Given instruction: Look through the listing below and report how many lines contain "object", as a bare number.

▶

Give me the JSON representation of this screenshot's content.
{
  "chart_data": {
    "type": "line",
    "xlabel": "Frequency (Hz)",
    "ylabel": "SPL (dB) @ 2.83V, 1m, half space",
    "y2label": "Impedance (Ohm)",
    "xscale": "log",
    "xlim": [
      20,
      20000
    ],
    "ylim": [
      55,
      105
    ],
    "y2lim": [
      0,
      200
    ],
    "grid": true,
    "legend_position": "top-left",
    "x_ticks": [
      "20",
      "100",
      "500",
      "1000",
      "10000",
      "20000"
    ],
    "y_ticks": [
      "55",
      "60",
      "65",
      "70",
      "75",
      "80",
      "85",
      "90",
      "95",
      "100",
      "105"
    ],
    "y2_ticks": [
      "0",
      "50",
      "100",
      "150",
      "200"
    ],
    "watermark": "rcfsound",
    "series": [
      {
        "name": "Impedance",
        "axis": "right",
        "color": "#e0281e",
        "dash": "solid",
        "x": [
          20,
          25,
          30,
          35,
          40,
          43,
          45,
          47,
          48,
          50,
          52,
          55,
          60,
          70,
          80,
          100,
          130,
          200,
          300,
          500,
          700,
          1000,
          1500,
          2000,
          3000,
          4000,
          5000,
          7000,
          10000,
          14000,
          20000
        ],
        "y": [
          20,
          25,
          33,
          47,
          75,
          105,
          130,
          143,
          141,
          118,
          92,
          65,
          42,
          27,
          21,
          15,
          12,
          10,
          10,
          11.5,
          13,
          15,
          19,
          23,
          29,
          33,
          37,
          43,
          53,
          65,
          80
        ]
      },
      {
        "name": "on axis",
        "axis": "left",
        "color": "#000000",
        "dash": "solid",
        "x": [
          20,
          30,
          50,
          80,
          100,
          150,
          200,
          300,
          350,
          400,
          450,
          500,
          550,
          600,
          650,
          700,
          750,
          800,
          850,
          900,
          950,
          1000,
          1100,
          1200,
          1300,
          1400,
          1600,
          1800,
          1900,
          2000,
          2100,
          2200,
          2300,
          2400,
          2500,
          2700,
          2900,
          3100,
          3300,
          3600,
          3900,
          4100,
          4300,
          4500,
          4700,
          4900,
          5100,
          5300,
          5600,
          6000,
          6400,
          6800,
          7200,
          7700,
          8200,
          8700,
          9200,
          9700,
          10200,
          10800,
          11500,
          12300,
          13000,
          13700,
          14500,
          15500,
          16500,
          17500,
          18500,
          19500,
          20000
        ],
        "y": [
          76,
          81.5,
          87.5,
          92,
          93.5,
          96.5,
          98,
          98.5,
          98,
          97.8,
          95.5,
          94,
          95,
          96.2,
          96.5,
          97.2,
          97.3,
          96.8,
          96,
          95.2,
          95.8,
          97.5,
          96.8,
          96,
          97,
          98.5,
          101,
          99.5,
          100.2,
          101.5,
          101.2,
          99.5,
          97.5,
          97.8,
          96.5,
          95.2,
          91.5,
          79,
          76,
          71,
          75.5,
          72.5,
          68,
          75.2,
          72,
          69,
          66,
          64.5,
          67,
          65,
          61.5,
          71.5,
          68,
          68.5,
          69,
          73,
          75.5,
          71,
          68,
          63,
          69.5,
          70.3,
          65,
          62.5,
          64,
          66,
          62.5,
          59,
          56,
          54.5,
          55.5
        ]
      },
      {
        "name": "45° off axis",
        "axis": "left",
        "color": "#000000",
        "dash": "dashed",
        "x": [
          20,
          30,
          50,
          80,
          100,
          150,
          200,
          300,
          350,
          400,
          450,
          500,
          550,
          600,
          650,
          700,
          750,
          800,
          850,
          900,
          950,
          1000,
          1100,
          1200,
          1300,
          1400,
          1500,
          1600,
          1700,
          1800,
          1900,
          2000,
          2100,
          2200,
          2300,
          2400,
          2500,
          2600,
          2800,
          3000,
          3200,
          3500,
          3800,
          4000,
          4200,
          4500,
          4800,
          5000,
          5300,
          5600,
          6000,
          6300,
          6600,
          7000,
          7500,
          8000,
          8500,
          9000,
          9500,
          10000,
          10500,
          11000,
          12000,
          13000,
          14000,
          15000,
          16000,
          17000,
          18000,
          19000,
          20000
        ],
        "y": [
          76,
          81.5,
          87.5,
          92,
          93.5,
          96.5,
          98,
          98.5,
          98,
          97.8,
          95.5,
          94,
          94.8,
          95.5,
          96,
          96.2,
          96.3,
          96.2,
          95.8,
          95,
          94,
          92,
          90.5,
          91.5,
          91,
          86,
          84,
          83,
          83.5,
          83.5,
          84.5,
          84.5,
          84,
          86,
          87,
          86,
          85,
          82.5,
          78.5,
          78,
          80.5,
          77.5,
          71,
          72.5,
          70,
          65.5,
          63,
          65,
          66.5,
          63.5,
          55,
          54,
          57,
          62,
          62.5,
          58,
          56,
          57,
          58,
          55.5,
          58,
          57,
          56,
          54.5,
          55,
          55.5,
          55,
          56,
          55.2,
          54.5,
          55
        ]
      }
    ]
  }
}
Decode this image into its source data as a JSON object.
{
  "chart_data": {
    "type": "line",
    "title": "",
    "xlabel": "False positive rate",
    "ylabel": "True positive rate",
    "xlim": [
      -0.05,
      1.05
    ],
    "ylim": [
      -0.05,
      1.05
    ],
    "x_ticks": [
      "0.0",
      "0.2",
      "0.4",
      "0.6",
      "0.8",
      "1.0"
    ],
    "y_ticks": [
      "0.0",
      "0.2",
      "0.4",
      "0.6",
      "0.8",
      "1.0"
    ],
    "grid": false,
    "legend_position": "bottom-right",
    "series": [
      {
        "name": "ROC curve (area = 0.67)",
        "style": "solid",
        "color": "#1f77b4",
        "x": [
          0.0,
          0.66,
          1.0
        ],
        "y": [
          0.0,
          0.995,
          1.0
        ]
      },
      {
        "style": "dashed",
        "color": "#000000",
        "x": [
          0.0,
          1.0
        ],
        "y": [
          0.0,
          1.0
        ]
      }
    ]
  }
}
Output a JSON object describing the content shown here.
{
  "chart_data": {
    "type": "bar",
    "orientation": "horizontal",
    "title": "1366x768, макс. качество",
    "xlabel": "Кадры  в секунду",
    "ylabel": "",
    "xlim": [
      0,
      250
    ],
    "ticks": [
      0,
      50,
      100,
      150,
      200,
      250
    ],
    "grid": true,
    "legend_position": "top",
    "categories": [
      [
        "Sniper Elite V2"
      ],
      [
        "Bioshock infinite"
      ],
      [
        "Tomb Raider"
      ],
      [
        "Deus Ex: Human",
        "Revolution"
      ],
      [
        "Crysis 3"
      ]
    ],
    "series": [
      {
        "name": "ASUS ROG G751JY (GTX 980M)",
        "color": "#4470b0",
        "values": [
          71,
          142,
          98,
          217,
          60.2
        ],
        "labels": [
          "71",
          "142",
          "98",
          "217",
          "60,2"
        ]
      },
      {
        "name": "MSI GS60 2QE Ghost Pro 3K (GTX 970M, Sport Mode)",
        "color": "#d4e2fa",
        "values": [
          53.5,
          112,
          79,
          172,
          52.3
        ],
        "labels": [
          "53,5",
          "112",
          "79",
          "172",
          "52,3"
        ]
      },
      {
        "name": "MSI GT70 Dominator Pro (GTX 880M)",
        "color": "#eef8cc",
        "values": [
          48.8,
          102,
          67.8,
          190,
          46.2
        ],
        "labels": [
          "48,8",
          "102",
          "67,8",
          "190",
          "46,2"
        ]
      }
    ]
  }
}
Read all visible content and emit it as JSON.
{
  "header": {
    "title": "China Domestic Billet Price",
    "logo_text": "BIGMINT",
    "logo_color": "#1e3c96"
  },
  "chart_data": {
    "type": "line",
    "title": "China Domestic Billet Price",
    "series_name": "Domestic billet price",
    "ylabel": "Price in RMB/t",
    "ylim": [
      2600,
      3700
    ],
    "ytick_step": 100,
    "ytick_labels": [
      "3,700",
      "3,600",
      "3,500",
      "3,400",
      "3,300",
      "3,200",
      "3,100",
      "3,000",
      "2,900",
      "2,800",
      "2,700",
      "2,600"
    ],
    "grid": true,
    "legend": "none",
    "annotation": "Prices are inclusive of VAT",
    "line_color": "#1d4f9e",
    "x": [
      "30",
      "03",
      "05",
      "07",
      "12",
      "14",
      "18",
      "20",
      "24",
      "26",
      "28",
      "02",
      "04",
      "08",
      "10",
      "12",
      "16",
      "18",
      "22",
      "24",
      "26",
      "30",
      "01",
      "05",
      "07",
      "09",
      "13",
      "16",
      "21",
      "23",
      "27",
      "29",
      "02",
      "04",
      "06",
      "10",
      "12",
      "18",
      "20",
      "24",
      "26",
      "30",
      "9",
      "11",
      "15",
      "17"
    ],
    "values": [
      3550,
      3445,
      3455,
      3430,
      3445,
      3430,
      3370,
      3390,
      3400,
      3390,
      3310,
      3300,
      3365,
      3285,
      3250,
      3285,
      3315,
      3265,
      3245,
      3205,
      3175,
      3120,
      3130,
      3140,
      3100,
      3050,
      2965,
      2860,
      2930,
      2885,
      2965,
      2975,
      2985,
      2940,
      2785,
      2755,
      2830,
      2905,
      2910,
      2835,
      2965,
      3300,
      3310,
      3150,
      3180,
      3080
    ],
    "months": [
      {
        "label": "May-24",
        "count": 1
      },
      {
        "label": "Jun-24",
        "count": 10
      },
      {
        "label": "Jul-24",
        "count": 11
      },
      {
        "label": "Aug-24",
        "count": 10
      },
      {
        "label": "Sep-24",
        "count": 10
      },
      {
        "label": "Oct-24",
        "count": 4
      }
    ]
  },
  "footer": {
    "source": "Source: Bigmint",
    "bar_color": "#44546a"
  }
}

◀

Answer to the problem: 2